• [To do]: Every line must be returned precisely as it is written.

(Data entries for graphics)
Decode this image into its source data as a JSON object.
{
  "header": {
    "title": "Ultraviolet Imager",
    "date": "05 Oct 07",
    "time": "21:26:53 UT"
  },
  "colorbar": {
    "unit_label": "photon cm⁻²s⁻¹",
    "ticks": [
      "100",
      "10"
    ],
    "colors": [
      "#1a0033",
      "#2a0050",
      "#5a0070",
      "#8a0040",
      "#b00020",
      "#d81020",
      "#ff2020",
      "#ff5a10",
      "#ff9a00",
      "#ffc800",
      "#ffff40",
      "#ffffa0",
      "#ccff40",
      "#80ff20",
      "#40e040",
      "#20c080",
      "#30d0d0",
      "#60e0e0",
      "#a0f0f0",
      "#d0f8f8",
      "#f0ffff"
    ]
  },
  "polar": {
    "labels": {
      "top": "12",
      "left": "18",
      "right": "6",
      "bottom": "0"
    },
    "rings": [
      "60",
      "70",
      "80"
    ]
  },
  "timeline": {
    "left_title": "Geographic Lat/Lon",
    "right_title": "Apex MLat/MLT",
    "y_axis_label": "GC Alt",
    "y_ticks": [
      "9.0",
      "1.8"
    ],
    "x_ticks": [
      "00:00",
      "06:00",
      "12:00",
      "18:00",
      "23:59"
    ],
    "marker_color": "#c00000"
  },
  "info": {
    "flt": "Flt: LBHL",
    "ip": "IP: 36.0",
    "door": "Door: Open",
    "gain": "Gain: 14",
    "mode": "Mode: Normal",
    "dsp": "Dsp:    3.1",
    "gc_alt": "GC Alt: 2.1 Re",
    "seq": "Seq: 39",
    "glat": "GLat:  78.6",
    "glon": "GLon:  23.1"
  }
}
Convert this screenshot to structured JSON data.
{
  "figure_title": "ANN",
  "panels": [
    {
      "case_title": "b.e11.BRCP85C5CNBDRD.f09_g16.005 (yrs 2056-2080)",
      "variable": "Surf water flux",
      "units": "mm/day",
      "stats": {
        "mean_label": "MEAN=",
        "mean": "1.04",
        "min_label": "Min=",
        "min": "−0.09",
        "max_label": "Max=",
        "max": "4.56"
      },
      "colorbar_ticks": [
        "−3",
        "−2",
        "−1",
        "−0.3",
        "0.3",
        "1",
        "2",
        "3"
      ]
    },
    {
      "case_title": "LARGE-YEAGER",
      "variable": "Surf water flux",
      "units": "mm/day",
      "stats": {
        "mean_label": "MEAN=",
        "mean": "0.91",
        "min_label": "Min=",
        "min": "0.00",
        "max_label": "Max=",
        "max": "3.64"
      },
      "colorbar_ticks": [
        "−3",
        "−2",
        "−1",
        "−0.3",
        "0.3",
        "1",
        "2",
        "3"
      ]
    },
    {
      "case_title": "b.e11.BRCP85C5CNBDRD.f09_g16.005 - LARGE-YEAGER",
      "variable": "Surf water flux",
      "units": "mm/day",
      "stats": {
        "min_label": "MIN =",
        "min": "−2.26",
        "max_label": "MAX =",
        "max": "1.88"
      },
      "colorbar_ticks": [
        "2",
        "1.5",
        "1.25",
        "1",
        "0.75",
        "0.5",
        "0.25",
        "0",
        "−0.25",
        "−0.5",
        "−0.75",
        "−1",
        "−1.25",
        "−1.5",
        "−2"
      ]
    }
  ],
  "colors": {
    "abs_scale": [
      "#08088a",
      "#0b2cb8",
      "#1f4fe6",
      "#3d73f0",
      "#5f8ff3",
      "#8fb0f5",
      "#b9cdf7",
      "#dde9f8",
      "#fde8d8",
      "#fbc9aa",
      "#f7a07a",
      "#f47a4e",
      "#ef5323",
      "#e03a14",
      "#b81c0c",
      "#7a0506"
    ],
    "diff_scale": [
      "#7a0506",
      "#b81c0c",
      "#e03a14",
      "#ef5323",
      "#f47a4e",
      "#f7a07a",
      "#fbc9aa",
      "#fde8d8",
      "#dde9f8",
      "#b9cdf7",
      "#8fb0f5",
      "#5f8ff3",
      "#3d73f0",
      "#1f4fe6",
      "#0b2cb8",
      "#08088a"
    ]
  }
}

• [Output of the exercise]:
Decode this image into its source data as a JSON object.
{
  "header": {
    "title": "Ultraviolet Imager",
    "date": "05 Oct 07",
    "time": "21:26:53 UT"
  },
  "colorbar": {
    "unit_label": "photon cm⁻²s⁻¹",
    "ticks": [
      "100",
      "10"
    ],
    "colors": [
      "#1a0033",
      "#2a0050",
      "#5a0070",
      "#8a0040",
      "#b00020",
      "#d81020",
      "#ff2020",
      "#ff5a10",
      "#ff9a00",
      "#ffc800",
      "#ffff40",
      "#ffffa0",
      "#ccff40",
      "#80ff20",
      "#40e040",
      "#20c080",
      "#30d0d0",
      "#60e0e0",
      "#a0f0f0",
      "#d0f8f8",
      "#f0ffff"
    ]
  },
  "polar": {
    "labels": {
      "top": "12",
      "left": "18",
      "right": "6",
      "bottom": "0"
    },
    "rings": [
      "60",
      "70",
      "80"
    ]
  },
  "timeline": {
    "left_title": "Geographic Lat/Lon",
    "right_title": "Apex MLat/MLT",
    "y_axis_label": "GC Alt",
    "y_ticks": [
      "9.0",
      "1.8"
    ],
    "x_ticks": [
      "00:00",
      "06:00",
      "12:00",
      "18:00",
      "23:59"
    ],
    "marker_color": "#c00000"
  },
  "info": {
    "flt": "Flt: LBHL",
    "ip": "IP: 36.0",
    "door": "Door: Open",
    "gain": "Gain: 14",
    "mode": "Mode: Normal",
    "dsp": "Dsp:    3.1",
    "gc_alt": "GC Alt: 2.1 Re",
    "seq": "Seq: 39",
    "glat": "GLat:  78.6",
    "glon": "GLon:  23.1"
  }
}
Convert this screenshot to structured JSON data.
{
  "figure_title": "ANN",
  "panels": [
    {
      "case_title": "b.e11.BRCP85C5CNBDRD.f09_g16.005 (yrs 2056-2080)",
      "variable": "Surf water flux",
      "units": "mm/day",
      "stats": {
        "mean_label": "MEAN=",
        "mean": "1.04",
        "min_label": "Min=",
        "min": "−0.09",
        "max_label": "Max=",
        "max": "4.56"
      },
      "colorbar_ticks": [
        "−3",
        "−2",
        "−1",
        "−0.3",
        "0.3",
        "1",
        "2",
        "3"
      ]
    },
    {
      "case_title": "LARGE-YEAGER",
      "variable": "Surf water flux",
      "units": "mm/day",
      "stats": {
        "mean_label": "MEAN=",
        "mean": "0.91",
        "min_label": "Min=",
        "min": "0.00",
        "max_label": "Max=",
        "max": "3.64"
      },
      "colorbar_ticks": [
        "−3",
        "−2",
        "−1",
        "−0.3",
        "0.3",
        "1",
        "2",
        "3"
      ]
    },
    {
      "case_title": "b.e11.BRCP85C5CNBDRD.f09_g16.005 - LARGE-YEAGER",
      "variable": "Surf water flux",
      "units": "mm/day",
      "stats": {
        "min_label": "MIN =",
        "min": "−2.26",
        "max_label": "MAX =",
        "max": "1.88"
      },
      "colorbar_ticks": [
        "2",
        "1.5",
        "1.25",
        "1",
        "0.75",
        "0.5",
        "0.25",
        "0",
        "−0.25",
        "−0.5",
        "−0.75",
        "−1",
        "−1.25",
        "−1.5",
        "−2"
      ]
    }
  ],
  "colors": {
    "abs_scale": [
      "#08088a",
      "#0b2cb8",
      "#1f4fe6",
      "#3d73f0",
      "#5f8ff3",
      "#8fb0f5",
      "#b9cdf7",
      "#dde9f8",
      "#fde8d8",
      "#fbc9aa",
      "#f7a07a",
      "#f47a4e",
      "#ef5323",
      "#e03a14",
      "#b81c0c",
      "#7a0506"
    ],
    "diff_scale": [
      "#7a0506",
      "#b81c0c",
      "#e03a14",
      "#ef5323",
      "#f47a4e",
      "#f7a07a",
      "#fbc9aa",
      "#fde8d8",
      "#dde9f8",
      "#b9cdf7",
      "#8fb0f5",
      "#5f8ff3",
      "#3d73f0",
      "#1f4fe6",
      "#0b2cb8",
      "#08088a"
    ]
  }
}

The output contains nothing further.